- [Your goal]
Wherever a line holds the word "vergoldeten", copy that line out.

>> BEGIN Input records

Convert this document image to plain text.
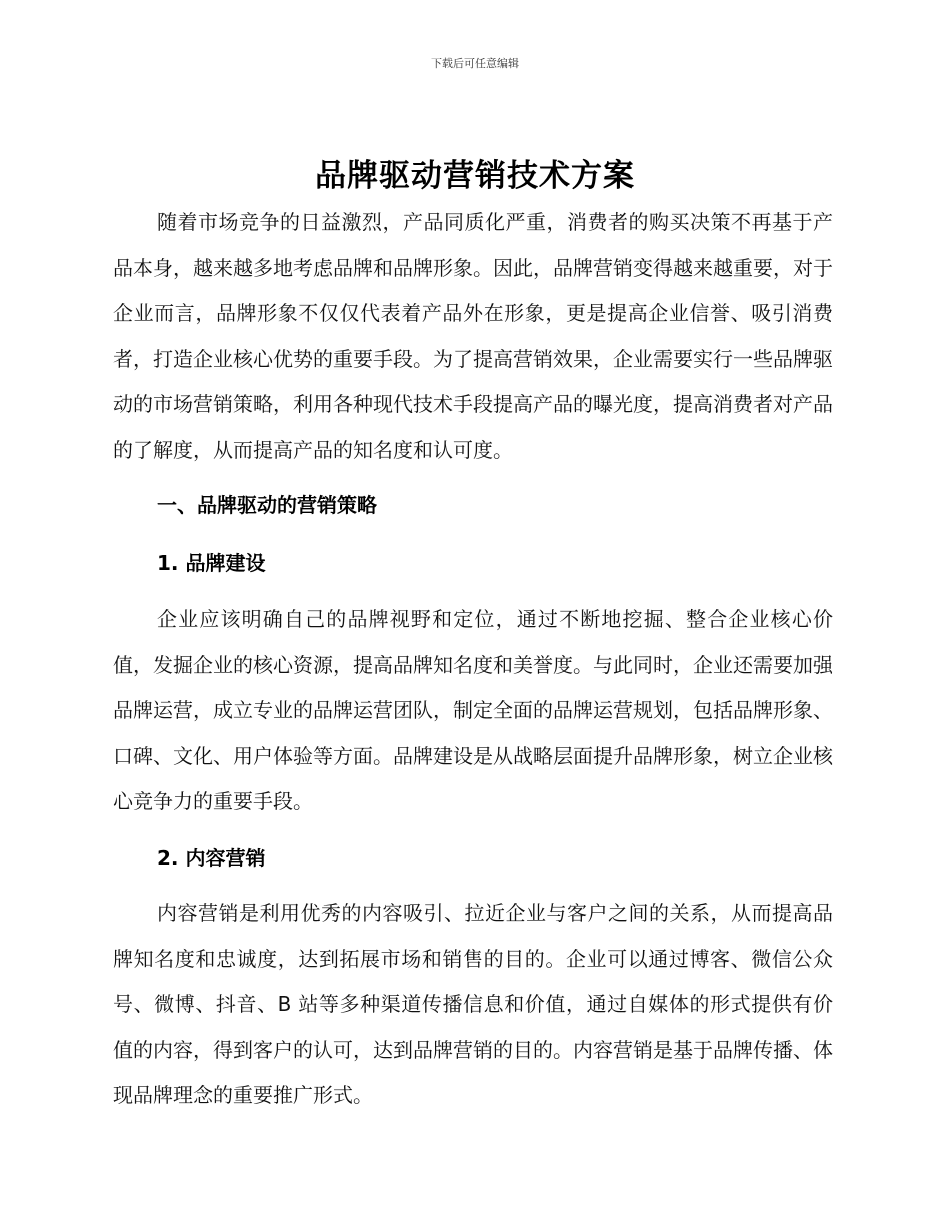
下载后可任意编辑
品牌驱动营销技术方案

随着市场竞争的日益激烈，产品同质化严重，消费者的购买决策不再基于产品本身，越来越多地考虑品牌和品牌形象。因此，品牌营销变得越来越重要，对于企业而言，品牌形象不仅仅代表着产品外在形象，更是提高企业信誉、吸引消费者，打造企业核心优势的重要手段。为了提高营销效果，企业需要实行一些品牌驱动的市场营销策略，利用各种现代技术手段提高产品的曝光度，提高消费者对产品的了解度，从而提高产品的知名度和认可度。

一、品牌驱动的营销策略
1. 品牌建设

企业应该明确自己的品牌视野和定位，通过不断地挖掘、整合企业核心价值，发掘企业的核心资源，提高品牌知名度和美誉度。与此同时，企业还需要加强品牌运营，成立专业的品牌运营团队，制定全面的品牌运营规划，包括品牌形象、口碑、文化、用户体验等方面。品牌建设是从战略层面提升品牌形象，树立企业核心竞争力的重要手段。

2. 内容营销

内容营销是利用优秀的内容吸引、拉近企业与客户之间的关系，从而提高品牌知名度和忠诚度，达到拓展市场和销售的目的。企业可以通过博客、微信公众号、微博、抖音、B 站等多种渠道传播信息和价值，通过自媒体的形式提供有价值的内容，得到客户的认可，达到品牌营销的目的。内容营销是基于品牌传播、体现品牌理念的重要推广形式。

>> END Input records
>> BEGIN Input records

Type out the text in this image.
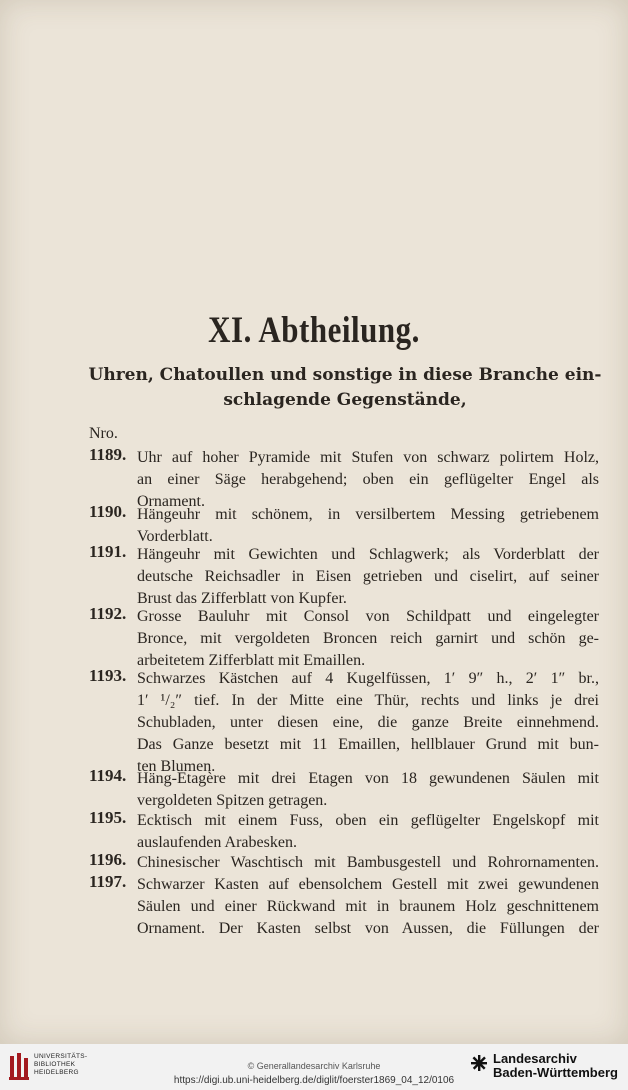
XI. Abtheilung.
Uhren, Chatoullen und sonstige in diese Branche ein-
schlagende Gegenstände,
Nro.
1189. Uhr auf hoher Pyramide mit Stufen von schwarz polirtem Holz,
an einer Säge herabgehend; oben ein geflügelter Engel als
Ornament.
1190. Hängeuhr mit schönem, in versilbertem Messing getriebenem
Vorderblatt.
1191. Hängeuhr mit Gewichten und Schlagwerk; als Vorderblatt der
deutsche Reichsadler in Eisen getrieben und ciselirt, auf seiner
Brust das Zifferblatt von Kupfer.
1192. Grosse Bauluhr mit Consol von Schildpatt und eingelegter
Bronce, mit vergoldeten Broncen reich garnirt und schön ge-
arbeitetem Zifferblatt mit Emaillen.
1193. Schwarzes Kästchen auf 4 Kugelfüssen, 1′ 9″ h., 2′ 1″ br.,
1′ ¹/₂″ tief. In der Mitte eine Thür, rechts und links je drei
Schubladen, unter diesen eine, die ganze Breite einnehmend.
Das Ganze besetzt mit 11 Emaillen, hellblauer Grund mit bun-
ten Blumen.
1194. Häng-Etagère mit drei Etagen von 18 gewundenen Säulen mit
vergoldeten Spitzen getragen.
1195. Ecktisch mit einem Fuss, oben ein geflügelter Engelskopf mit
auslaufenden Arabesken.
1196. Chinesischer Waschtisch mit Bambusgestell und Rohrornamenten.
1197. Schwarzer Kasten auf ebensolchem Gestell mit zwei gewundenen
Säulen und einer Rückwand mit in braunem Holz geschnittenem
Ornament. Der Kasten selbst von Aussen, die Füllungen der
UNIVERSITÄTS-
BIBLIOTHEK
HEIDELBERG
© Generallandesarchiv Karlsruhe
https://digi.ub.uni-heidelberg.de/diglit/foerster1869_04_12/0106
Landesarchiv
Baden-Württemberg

>> END Input records

- [Result for this task]
Bronce, mit vergoldeten Broncen reich garnirt und schön ge-
vergoldeten Spitzen getragen.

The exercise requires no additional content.